Work to do
Return a copy of each line that holds the string "Λειτουργία".
* * *
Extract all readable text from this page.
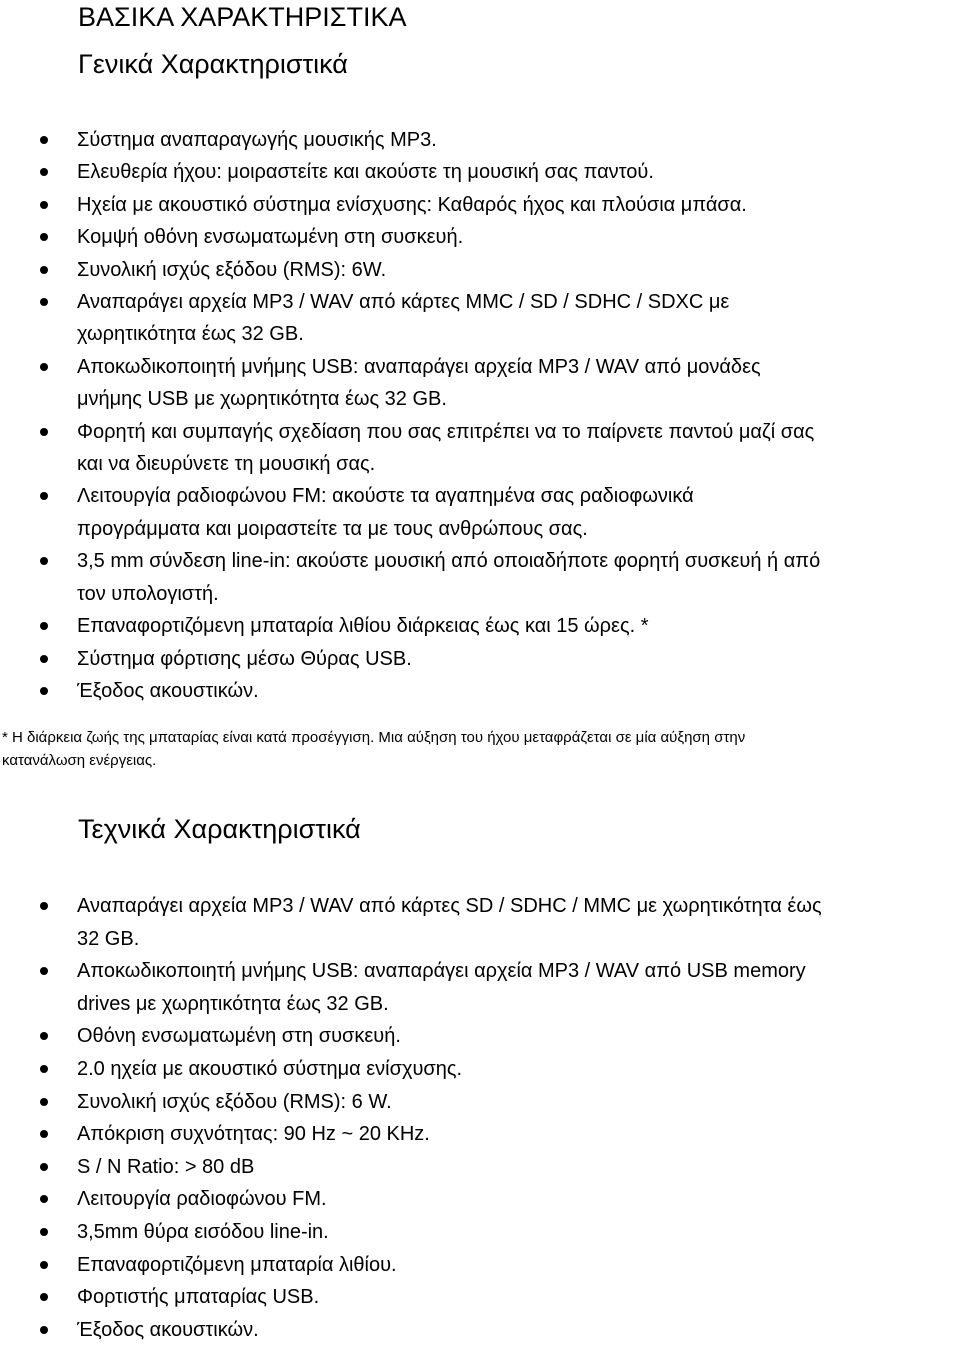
ΒΑΣΙΚΑ ΧΑΡΑΚΤΗΡΙΣΤΙΚΑ
Γενικά Χαρακτηριστικά
Σύστημα αναπαραγωγής μουσικής MP3.
Ελευθερία ήχου: μοιραστείτε και ακούστε τη μουσική σας παντού.
Ηχεία με ακουστικό σύστημα ενίσχυσης: Καθαρός ήχος και πλούσια μπάσα.
Κομψή οθόνη ενσωματωμένη στη συσκευή.
Συνολική ισχύς εξόδου (RMS): 6W.
Αναπαράγει αρχεία MP3 / WAV από κάρτες MMC / SD / SDHC / SDXC με
χωρητικότητα έως 32 GB.
Αποκωδικοποιητή μνήμης USB: αναπαράγει αρχεία MP3 / WAV από μονάδες
μνήμης USB με χωρητικότητα έως 32 GB.
Φορητή και συμπαγής σχεδίαση που σας επιτρέπει να το παίρνετε παντού μαζί σας
και να διευρύνετε τη μουσική σας.
Λειτουργία ραδιοφώνου FM: ακούστε τα αγαπημένα σας ραδιοφωνικά
προγράμματα και μοιραστείτε τα με τους ανθρώπους σας.
3,5 mm σύνδεση line-in: ακούστε μουσική από οποιαδήποτε φορητή συσκευή ή από
τον υπολογιστή.
Επαναφορτιζόμενη μπαταρία λιθίου διάρκειας έως και 15 ώρες. *
Σύστημα φόρτισης μέσω Θύρας USB.
Έξοδος ακουστικών.
* Η διάρκεια ζωής της μπαταρίας είναι κατά προσέγγιση. Μια αύξηση του ήχου μεταφράζεται σε μία αύξηση στην
κατανάλωση ενέργειας.
Τεχνικά Χαρακτηριστικά
Αναπαράγει αρχεία MP3 / WAV από κάρτες SD / SDHC / MMC με χωρητικότητα έως
32 GB.
Αποκωδικοποιητή μνήμης USB: αναπαράγει αρχεία MP3 / WAV από USB memory
drives με χωρητικότητα έως 32 GB.
Οθόνη ενσωματωμένη στη συσκευή.
2.0 ηχεία με ακουστικό σύστημα ενίσχυσης.
Συνολική ισχύς εξόδου (RMS): 6 W.
Απόκριση συχνότητας: 90 Hz ~ 20 KHz.
S / N Ratio: > 80 dB
Λειτουργία ραδιοφώνου FM.
3,5mm θύρα εισόδου line-in.
Επαναφορτιζόμενη μπαταρία λιθίου.
Φορτιστής μπαταρίας USB.
Έξοδος ακουστικών.
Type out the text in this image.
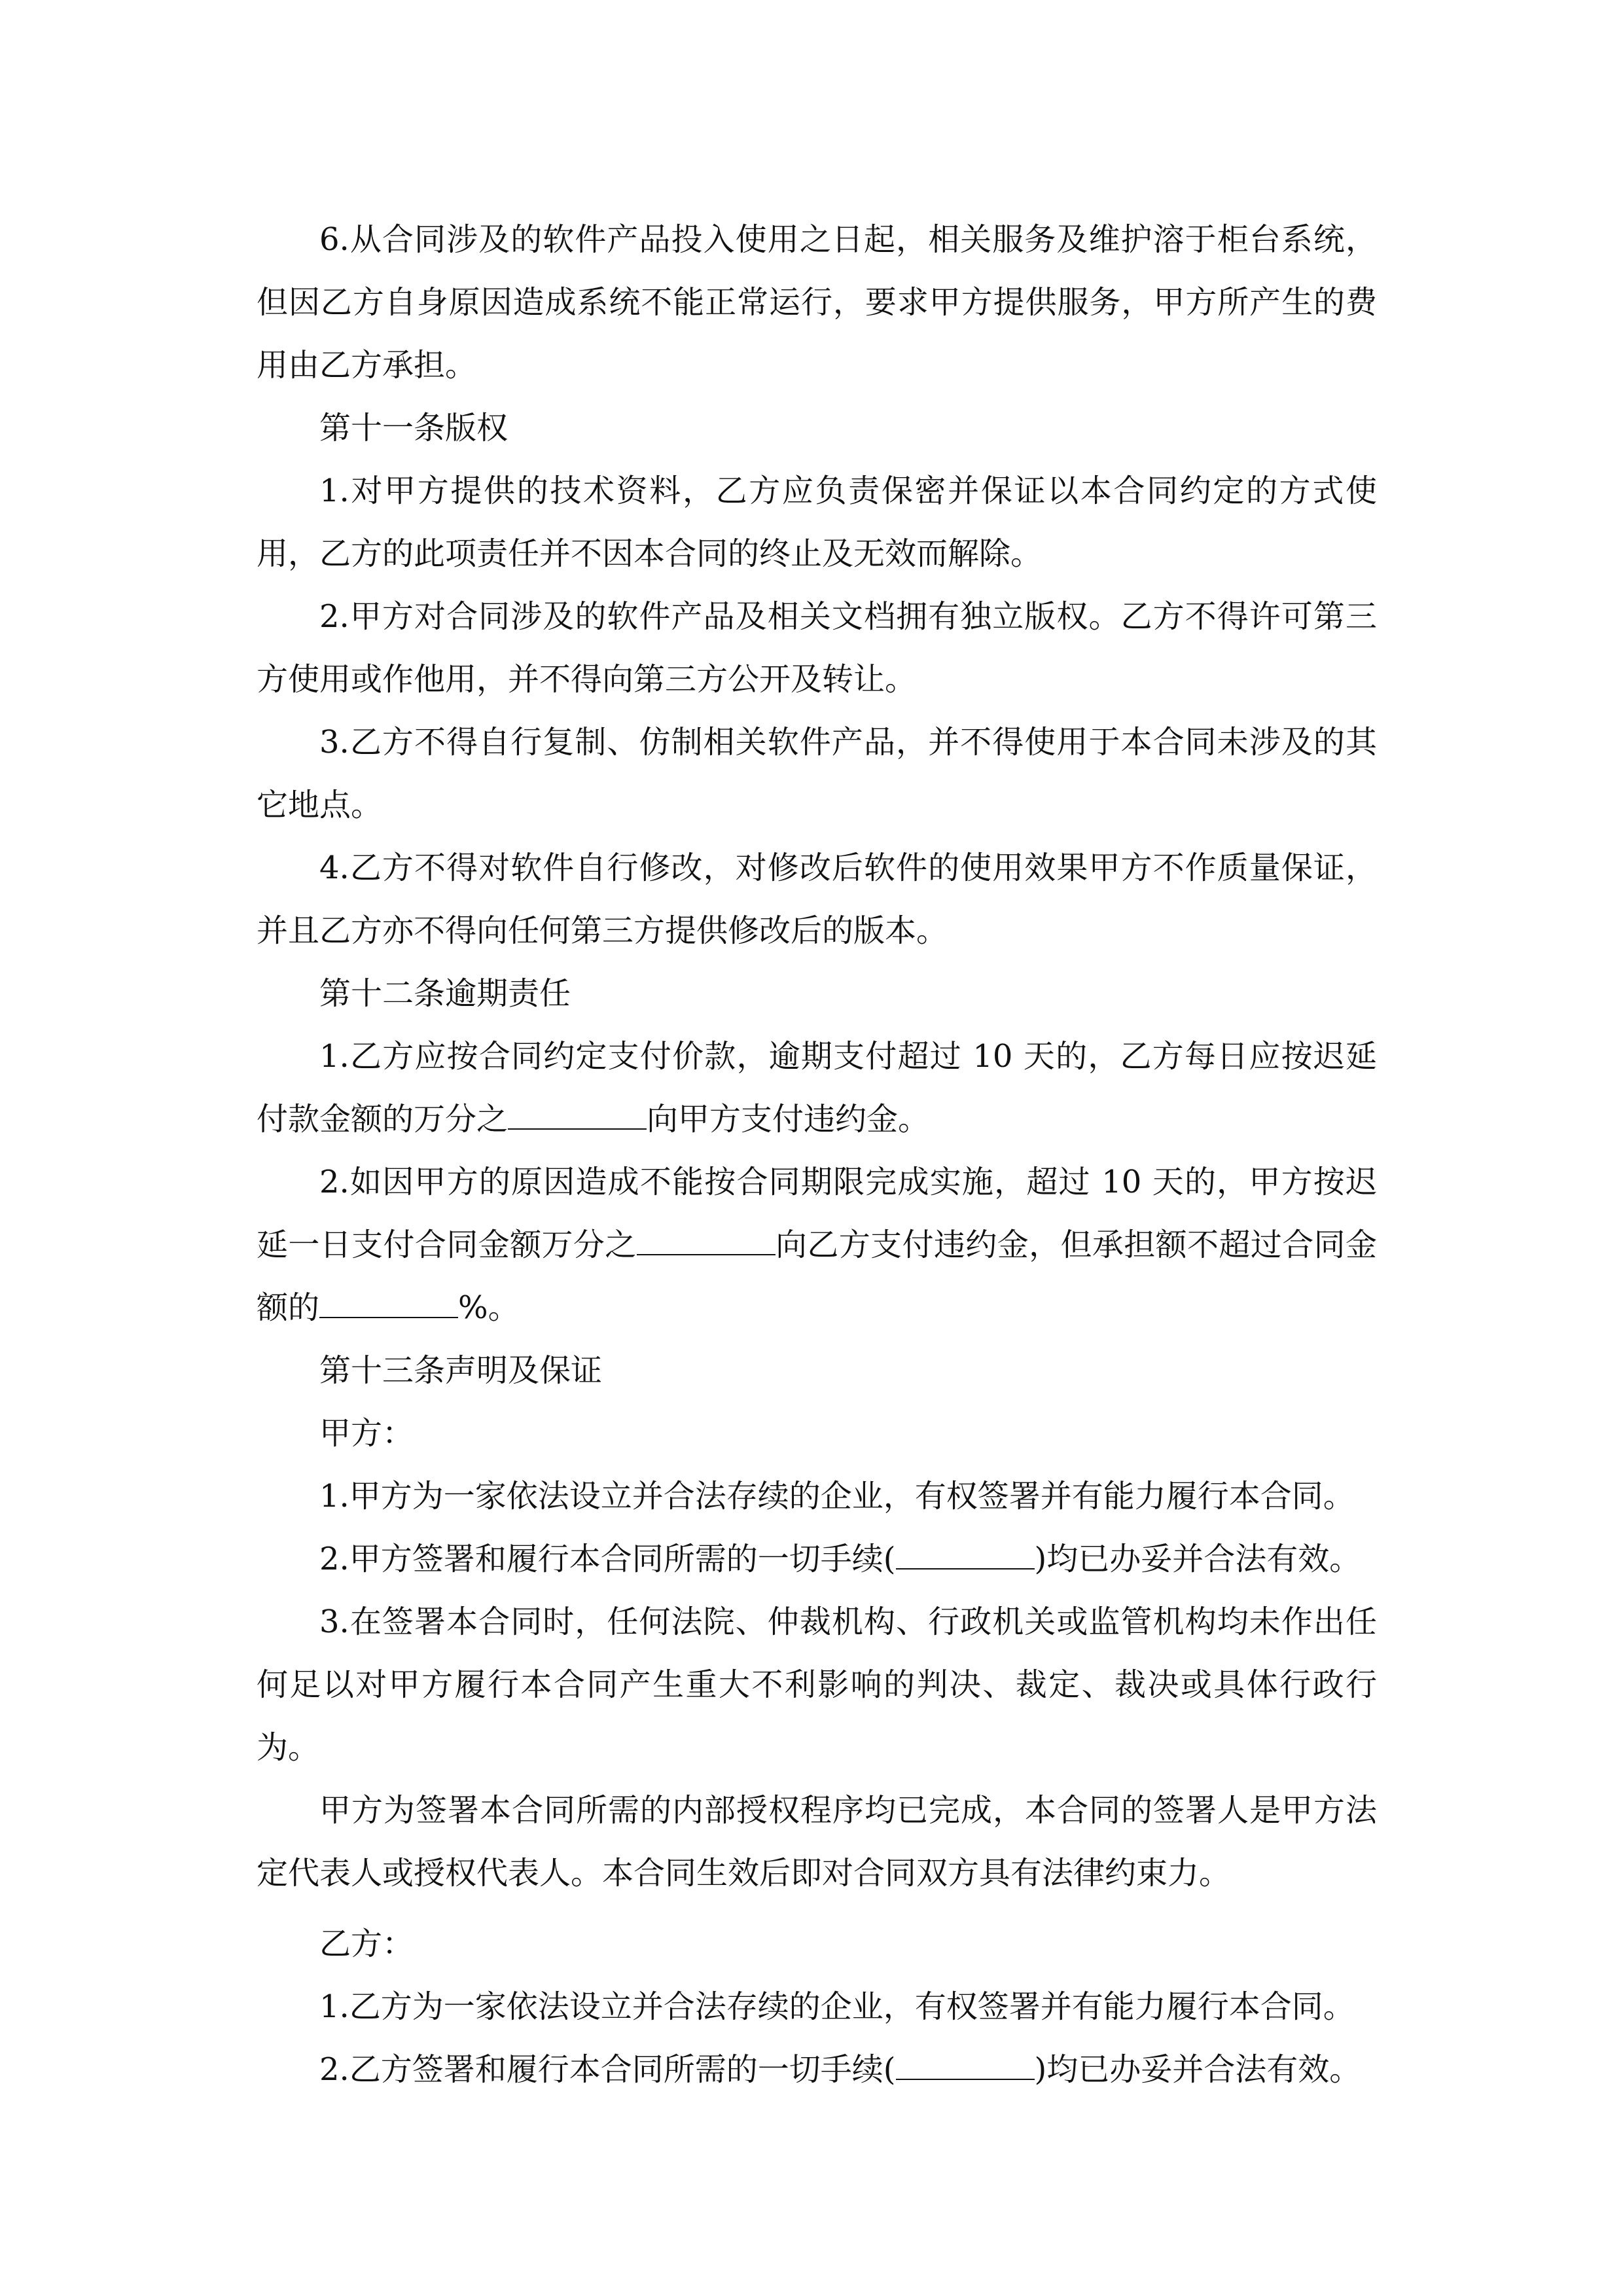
6.从合同涉及的软件产品投入使用之日起，相关服务及维护溶于柜台系统，但因乙方自身原因造成系统不能正常运行，要求甲方提供服务，甲方所产生的费用由乙方承担。

第十一条版权

1.对甲方提供的技术资料，乙方应负责保密并保证以本合同约定的方式使用，乙方的此项责任并不因本合同的终止及无效而解除。

2.甲方对合同涉及的软件产品及相关文档拥有独立版权。乙方不得许可第三方使用或作他用，并不得向第三方公开及转让。

3.乙方不得自行复制、仿制相关软件产品，并不得使用于本合同未涉及的其它地点。

4.乙方不得对软件自行修改，对修改后软件的使用效果甲方不作质量保证，并且乙方亦不得向任何第三方提供修改后的版本。

第十二条逾期责任

1.乙方应按合同约定支付价款，逾期支付超过 10 天的，乙方每日应按迟延付款金额的万分之	向甲方支付违约金。

2.如因甲方的原因造成不能按合同期限完成实施，超过 10 天的，甲方按迟延一日支付合同金额万分之	向乙方支付违约金，但承担额不超过合同金额的	%。

第十三条声明及保证

甲方：

1.甲方为一家依法设立并合法存续的企业，有权签署并有能力履行本合同。

2.甲方签署和履行本合同所需的一切手续(	)均已办妥并合法有效。

3.在签署本合同时，任何法院、仲裁机构、行政机关或监管机构均未作出任何足以对甲方履行本合同产生重大不利影响的判决、裁定、裁决或具体行政行为。

甲方为签署本合同所需的内部授权程序均已完成，本合同的签署人是甲方法定代表人或授权代表人。本合同生效后即对合同双方具有法律约束力。

乙方：

1.乙方为一家依法设立并合法存续的企业，有权签署并有能力履行本合同。

2.乙方签署和履行本合同所需的一切手续(	)均已办妥并合法有效。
* * *
Completed task
Λειτουργία ραδιοφώνου FM: ακούστε τα αγαπημένα σας ραδιοφωνικά
Λειτουργία ραδιοφώνου FM.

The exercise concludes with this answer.